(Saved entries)
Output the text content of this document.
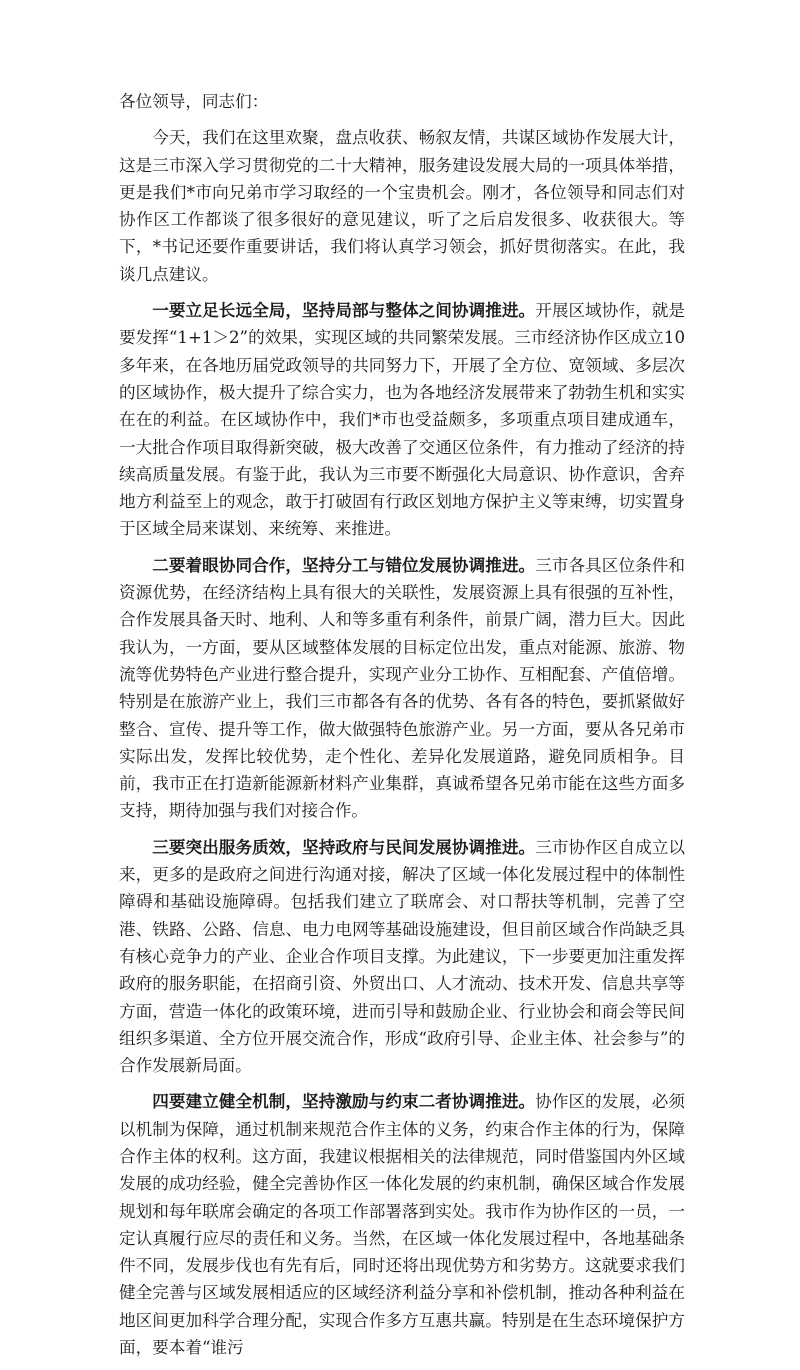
各位领导，同志们：

今天，我们在这里欢聚，盘点收获、畅叙友情，共谋区域协作发展大计，这是三市深入学习贯彻党的二十大精神，服务建设发展大局的一项具体举措，更是我们*市向兄弟市学习取经的一个宝贵机会。刚才，各位领导和同志们对协作区工作都谈了很多很好的意见建议，听了之后启发很多、收获很大。等下，*书记还要作重要讲话，我们将认真学习领会，抓好贯彻落实。在此，我谈几点建议。

一要立足长远全局，坚持局部与整体之间协调推进。开展区域协作，就是要发挥“1+1＞2”的效果，实现区域的共同繁荣发展。三市经济协作区成立10多年来，在各地历届党政领导的共同努力下，开展了全方位、宽领域、多层次的区域协作，极大提升了综合实力，也为各地经济发展带来了勃勃生机和实实在在的利益。在区域协作中，我们*市也受益颇多，多项重点项目建成通车，一大批合作项目取得新突破，极大改善了交通区位条件，有力推动了经济的持续高质量发展。有鉴于此，我认为三市要不断强化大局意识、协作意识，舍弃地方利益至上的观念，敢于打破固有行政区划地方保护主义等束缚，切实置身于区域全局来谋划、来统筹、来推进。

二要着眼协同合作，坚持分工与错位发展协调推进。三市各具区位条件和资源优势，在经济结构上具有很大的关联性，发展资源上具有很强的互补性，合作发展具备天时、地利、人和等多重有利条件，前景广阔，潜力巨大。因此我认为，一方面，要从区域整体发展的目标定位出发，重点对能源、旅游、物流等优势特色产业进行整合提升，实现产业分工协作、互相配套、产值倍增。特别是在旅游产业上，我们三市都各有各的优势、各有各的特色，要抓紧做好整合、宣传、提升等工作，做大做强特色旅游产业。另一方面，要从各兄弟市实际出发，发挥比较优势，走个性化、差异化发展道路，避免同质相争。目前，我市正在打造新能源新材料产业集群，真诚希望各兄弟市能在这些方面多支持，期待加强与我们对接合作。

三要突出服务质效，坚持政府与民间发展协调推进。三市协作区自成立以来，更多的是政府之间进行沟通对接，解决了区域一体化发展过程中的体制性障碍和基础设施障碍。包括我们建立了联席会、对口帮扶等机制，完善了空港、铁路、公路、信息、电力电网等基础设施建设，但目前区域合作尚缺乏具有核心竞争力的产业、企业合作项目支撑。为此建议，下一步要更加注重发挥政府的服务职能，在招商引资、外贸出口、人才流动、技术开发、信息共享等方面，营造一体化的政策环境，进而引导和鼓励企业、行业协会和商会等民间组织多渠道、全方位开展交流合作，形成“政府引导、企业主体、社会参与”的合作发展新局面。

四要建立健全机制，坚持激励与约束二者协调推进。协作区的发展，必须以机制为保障，通过机制来规范合作主体的义务，约束合作主体的行为，保障合作主体的权利。这方面，我建议根据相关的法律规范，同时借鉴国内外区域发展的成功经验，健全完善协作区一体化发展的约束机制，确保区域合作发展规划和每年联席会确定的各项工作部署落到实处。我市作为协作区的一员，一定认真履行应尽的责任和义务。当然，在区域一体化发展过程中，各地基础条件不同，发展步伐也有先有后，同时还将出现优势方和劣势方。这就要求我们健全完善与区域发展相适应的区域经济利益分享和补偿机制，推动各种利益在地区间更加科学合理分配，实现合作多方互惠共赢。特别是在生态环境保护方面，要本着“谁污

» **Work to do**
Keep every word of the data as it is when you write it out, but drop the pictures.

» **Output for this exercise**
Output the text content of this document.
各位领导，同志们：

今天，我们在这里欢聚，盘点收获、畅叙友情，共谋区域协作发展大计，这是三市深入学习贯彻党的二十大精神，服务建设发展大局的一项具体举措，更是我们*市向兄弟市学习取经的一个宝贵机会。刚才，各位领导和同志们对协作区工作都谈了很多很好的意见建议，听了之后启发很多、收获很大。等下，*书记还要作重要讲话，我们将认真学习领会，抓好贯彻落实。在此，我谈几点建议。

一要立足长远全局，坚持局部与整体之间协调推进。开展区域协作，就是要发挥“1+1＞2”的效果，实现区域的共同繁荣发展。三市经济协作区成立10多年来，在各地历届党政领导的共同努力下，开展了全方位、宽领域、多层次的区域协作，极大提升了综合实力，也为各地经济发展带来了勃勃生机和实实在在的利益。在区域协作中，我们*市也受益颇多，多项重点项目建成通车，一大批合作项目取得新突破，极大改善了交通区位条件，有力推动了经济的持续高质量发展。有鉴于此，我认为三市要不断强化大局意识、协作意识，舍弃地方利益至上的观念，敢于打破固有行政区划地方保护主义等束缚，切实置身于区域全局来谋划、来统筹、来推进。

二要着眼协同合作，坚持分工与错位发展协调推进。三市各具区位条件和资源优势，在经济结构上具有很大的关联性，发展资源上具有很强的互补性，合作发展具备天时、地利、人和等多重有利条件，前景广阔，潜力巨大。因此我认为，一方面，要从区域整体发展的目标定位出发，重点对能源、旅游、物流等优势特色产业进行整合提升，实现产业分工协作、互相配套、产值倍增。特别是在旅游产业上，我们三市都各有各的优势、各有各的特色，要抓紧做好整合、宣传、提升等工作，做大做强特色旅游产业。另一方面，要从各兄弟市实际出发，发挥比较优势，走个性化、差异化发展道路，避免同质相争。目前，我市正在打造新能源新材料产业集群，真诚希望各兄弟市能在这些方面多支持，期待加强与我们对接合作。

三要突出服务质效，坚持政府与民间发展协调推进。三市协作区自成立以来，更多的是政府之间进行沟通对接，解决了区域一体化发展过程中的体制性障碍和基础设施障碍。包括我们建立了联席会、对口帮扶等机制，完善了空港、铁路、公路、信息、电力电网等基础设施建设，但目前区域合作尚缺乏具有核心竞争力的产业、企业合作项目支撑。为此建议，下一步要更加注重发挥政府的服务职能，在招商引资、外贸出口、人才流动、技术开发、信息共享等方面，营造一体化的政策环境，进而引导和鼓励企业、行业协会和商会等民间组织多渠道、全方位开展交流合作，形成“政府引导、企业主体、社会参与”的合作发展新局面。

四要建立健全机制，坚持激励与约束二者协调推进。协作区的发展，必须以机制为保障，通过机制来规范合作主体的义务，约束合作主体的行为，保障合作主体的权利。这方面，我建议根据相关的法律规范，同时借鉴国内外区域发展的成功经验，健全完善协作区一体化发展的约束机制，确保区域合作发展规划和每年联席会确定的各项工作部署落到实处。我市作为协作区的一员，一定认真履行应尽的责任和义务。当然，在区域一体化发展过程中，各地基础条件不同，发展步伐也有先有后，同时还将出现优势方和劣势方。这就要求我们健全完善与区域发展相适应的区域经济利益分享和补偿机制，推动各种利益在地区间更加科学合理分配，实现合作多方互惠共赢。特别是在生态环境保护方面，要本着“谁污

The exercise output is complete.